# START OF Stored data
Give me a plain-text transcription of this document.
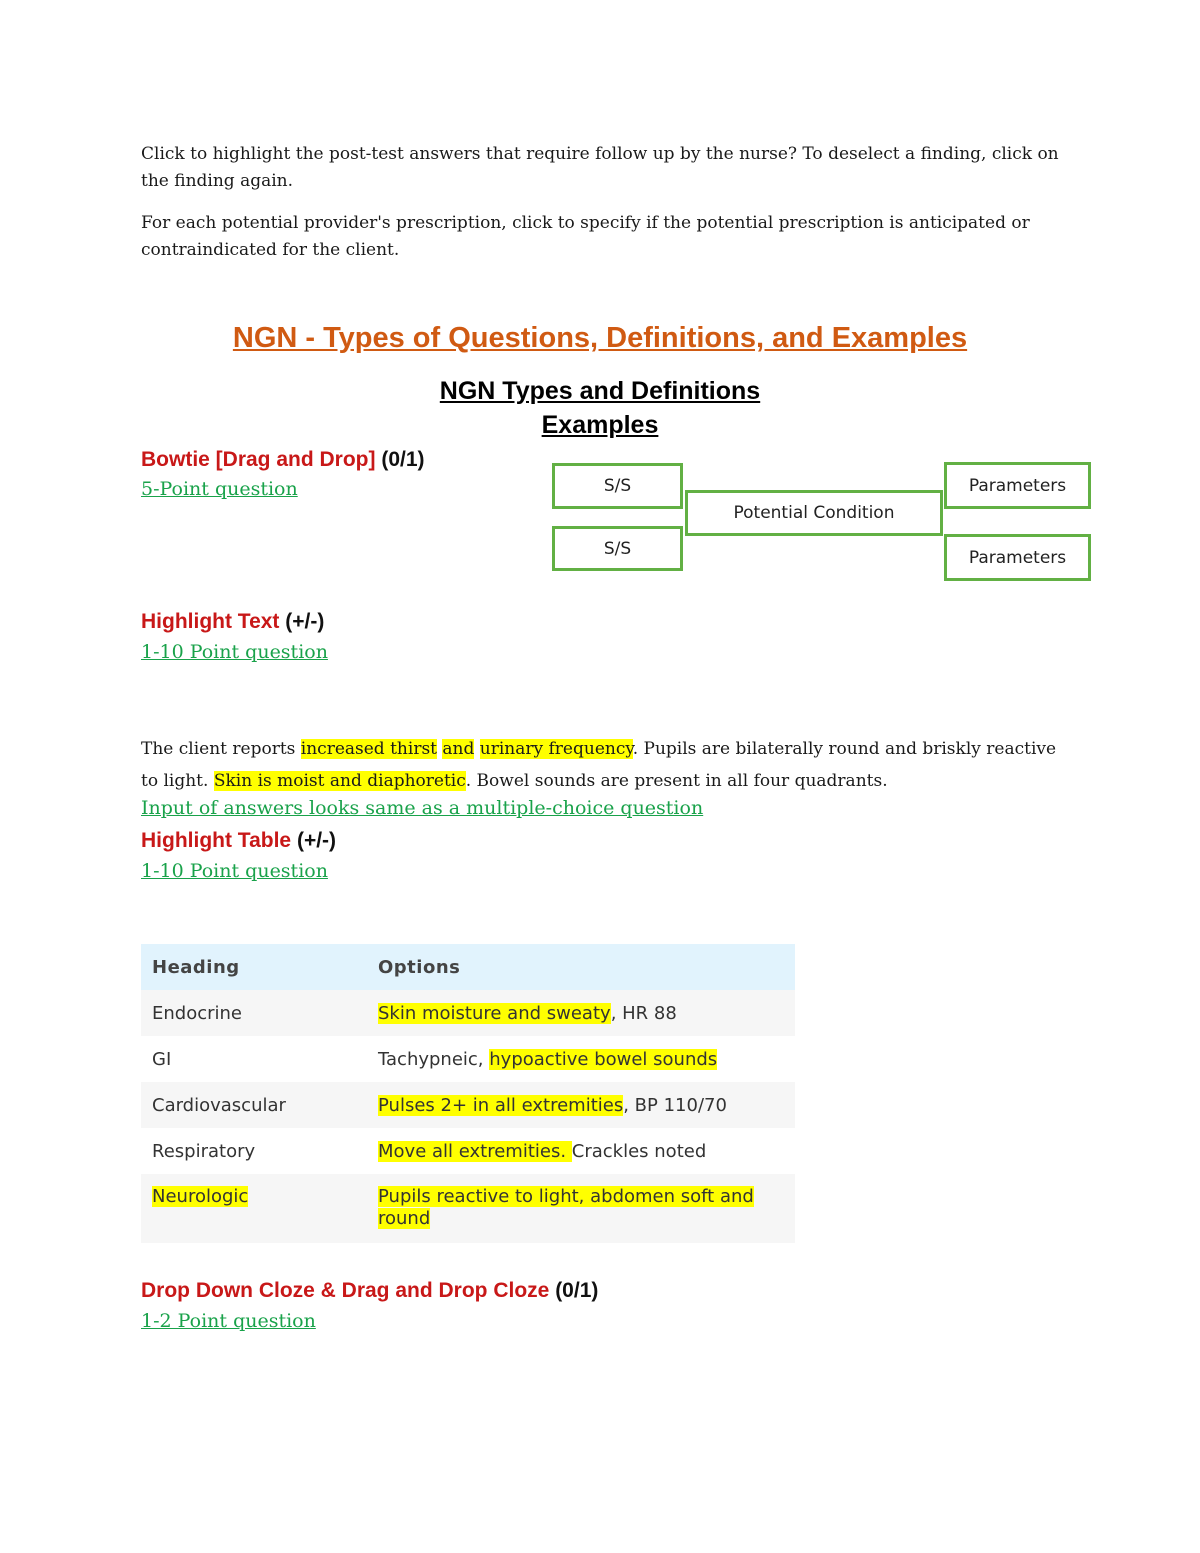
Click to highlight the post-test answers that require follow up by the nurse? To deselect a finding, click on the finding again.
For each potential provider's prescription, click to specify if the potential prescription is anticipated or contraindicated for the client.
NGN - Types of Questions, Definitions, and Examples
NGN Types and Definitions
Examples
Bowtie [Drag and Drop] (0/1)
5-Point question	S/S
S/S
Potential Condition
Parameters
Parameters
Highlight Text (+/-)
1-10 Point question
The client reports increased thirst and urinary frequency. Pupils are bilaterally round and briskly reactive to light. Skin is moist and diaphoretic. Bowel sounds are present in all four quadrants.
Input of answers looks same as a multiple-choice question
Highlight Table (+/-)
1-10 Point question
Heading	Options
Endocrine	Skin moisture and sweaty, HR 88
GI	Tachypneic, hypoactive bowel sounds
Cardiovascular	Pulses 2+ in all extremities, BP 110/70
Respiratory	Move all extremities. Crackles noted
Neurologic	Pupils reactive to light, abdomen soft and round
Drop Down Cloze & Drag and Drop Cloze (0/1)
1-2 Point question
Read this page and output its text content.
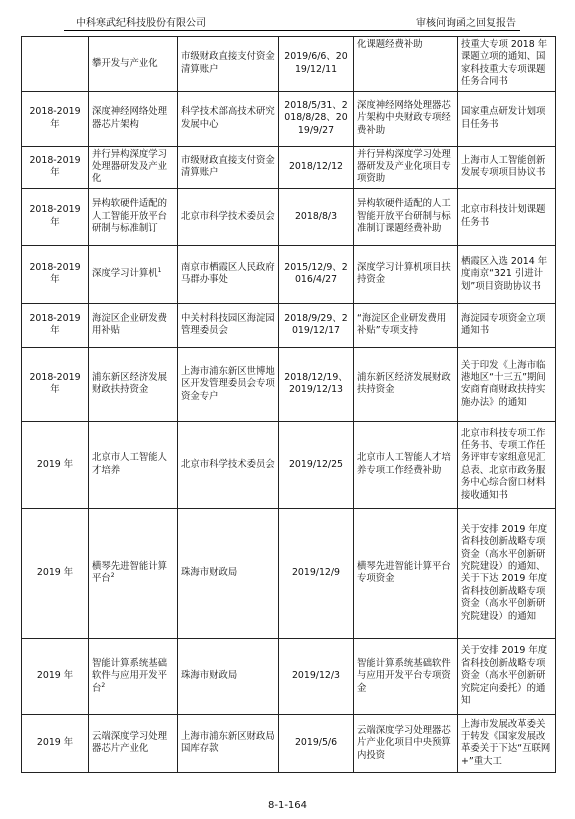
中科寒武纪科技股份有限公司	审核问询函之回复报告
	攀开发与产业化	市级财政直接支付资金清算账户	2019/6/6、2019/12/11	化课题经费补助	技重大专项 2018 年课题立项的通知、国家科技重大专项课题任务合同书
2018-2019 年	深度神经网络处理器芯片架构	科学技术部高技术研究发展中心	2018/5/31、2018/8/28、2019/9/27	深度神经网络处理器芯片架构中央财政专项经费补助	国家重点研发计划项目任务书
2018-2019 年	并行异构深度学习处理器研发及产业化	市级财政直接支付资金清算账户	2018/12/12	并行异构深度学习处理器研发及产业化项目专项资助	上海市人工智能创新发展专项项目协议书
2018-2019 年	异构软硬件适配的人工智能开放平台研制与标准制订	北京市科学技术委员会	2018/8/3	异构软硬件适配的人工智能开放平台研制与标准制订课题经费补助	北京市科技计划课题任务书
2018-2019 年	深度学习计算机$^1$	南京市栖霞区人民政府马群办事处	2015/12/9、2016/4/27	深度学习计算机项目扶持资金	栖霞区入选 2014 年度南京“321 引进计划”项目资助协议书
2018-2019 年	海淀区企业研发费用补贴	中关村科技园区海淀园管理委员会	2018/9/29、2019/12/17	“海淀区企业研发费用补贴”专项支持	海淀园专项资金立项通知书
2018-2019 年	浦东新区经济发展财政扶持资金	上海市浦东新区世博地区开发管理委员会专项资金专户	2018/12/19、2019/12/13	浦东新区经济发展财政扶持资金	关于印发《上海市临港地区“十三五”期间安商育商财政扶持实施办法》的通知
2019 年	北京市人工智能人才培养	北京市科学技术委员会	2019/12/25	北京市人工智能人才培养专项工作经费补助	北京市科技专项工作任务书、专项工作任务评审专家组意见汇总表、北京市政务服务中心综合窗口材料接收通知书
2019 年	横琴先进智能计算平台$^2$	珠海市财政局	2019/12/9	横琴先进智能计算平台专项资金	关于安排 2019 年度省科技创新战略专项资金（高水平创新研究院建设）的通知、关于下达 2019 年度省科技创新战略专项资金（高水平创新研究院建设）的通知
2019 年	智能计算系统基础软件与应用开发平台$^2$	珠海市财政局	2019/12/3	智能计算系统基础软件与应用开发平台专项资金	关于安排 2019 年度省科技创新战略专项资金（高水平创新研究院定向委托）的通知
2019 年	云端深度学习处理器芯片产业化	上海市浦东新区财政局国库存款	2019/5/6	云端深度学习处理器芯片产业化项目中央预算内投资	上海市发展改革委关于转发《国家发展改革委关于下达“互联网+”重大工
8-1-164
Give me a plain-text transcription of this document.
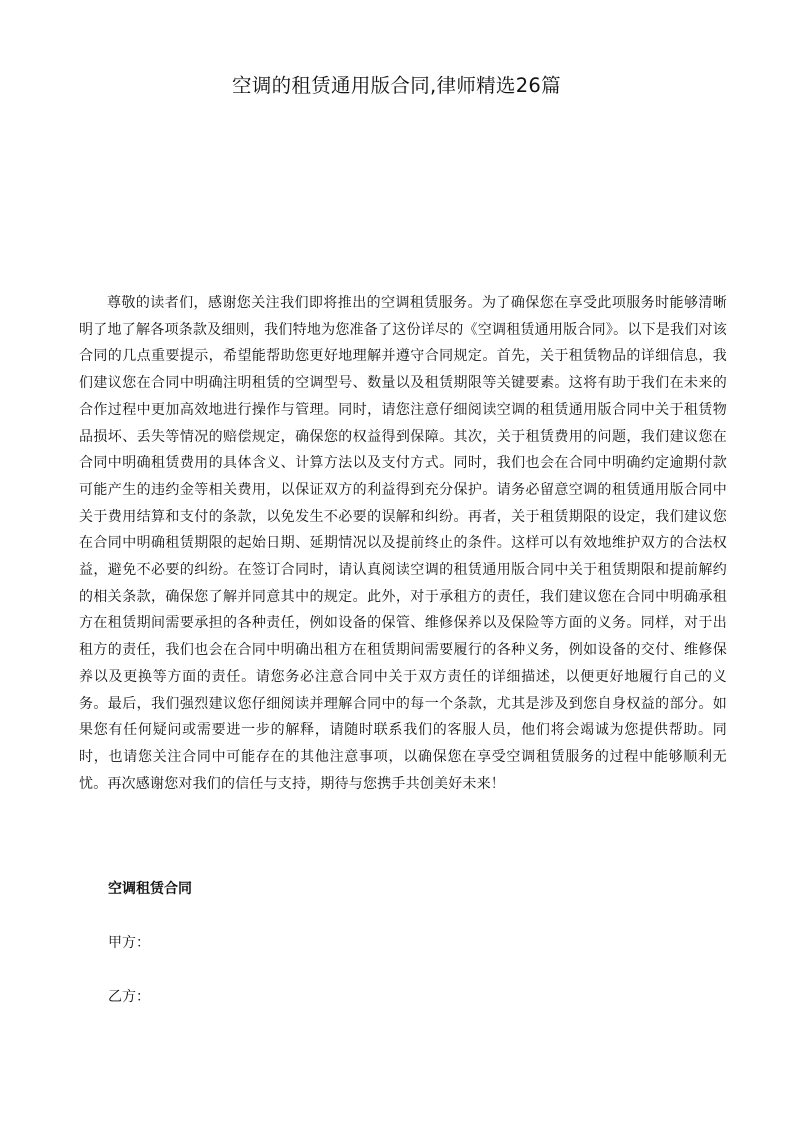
空调的租赁通用版合同,律师精选26篇

尊敬的读者们，感谢您关注我们即将推出的空调租赁服务。为了确保您在享受此项服务时能够清晰明了地了解各项条款及细则，我们特地为您准备了这份详尽的《空调租赁通用版合同》。以下是我们对该合同的几点重要提示，希望能帮助您更好地理解并遵守合同规定。首先，关于租赁物品的详细信息，我们建议您在合同中明确注明租赁的空调型号、数量以及租赁期限等关键要素。这将有助于我们在未来的合作过程中更加高效地进行操作与管理。同时，请您注意仔细阅读空调的租赁通用版合同中关于租赁物品损坏、丢失等情况的赔偿规定，确保您的权益得到保障。其次，关于租赁费用的问题，我们建议您在合同中明确租赁费用的具体含义、计算方法以及支付方式。同时，我们也会在合同中明确约定逾期付款可能产生的违约金等相关费用，以保证双方的利益得到充分保护。请务必留意空调的租赁通用版合同中关于费用结算和支付的条款，以免发生不必要的误解和纠纷。再者，关于租赁期限的设定，我们建议您在合同中明确租赁期限的起始日期、延期情况以及提前终止的条件。这样可以有效地维护双方的合法权益，避免不必要的纠纷。在签订合同时，请认真阅读空调的租赁通用版合同中关于租赁期限和提前解约的相关条款，确保您了解并同意其中的规定。此外，对于承租方的责任，我们建议您在合同中明确承租方在租赁期间需要承担的各种责任，例如设备的保管、维修保养以及保险等方面的义务。同样，对于出租方的责任，我们也会在合同中明确出租方在租赁期间需要履行的各种义务，例如设备的交付、维修保养以及更换等方面的责任。请您务必注意合同中关于双方责任的详细描述，以便更好地履行自己的义务。最后，我们强烈建议您仔细阅读并理解合同中的每一个条款，尤其是涉及到您自身权益的部分。如果您有任何疑问或需要进一步的解释，请随时联系我们的客服人员，他们将会竭诚为您提供帮助。同时，也请您关注合同中可能存在的其他注意事项，以确保您在享受空调租赁服务的过程中能够顺利无忧。再次感谢您对我们的信任与支持，期待与您携手共创美好未来！

空调租赁合同

甲方：

乙方：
# END OF Stored data
» Work to be completed: Say how many lines in the records hold the string "珠海市财政局", and say nothing else.

» Finished answer: 2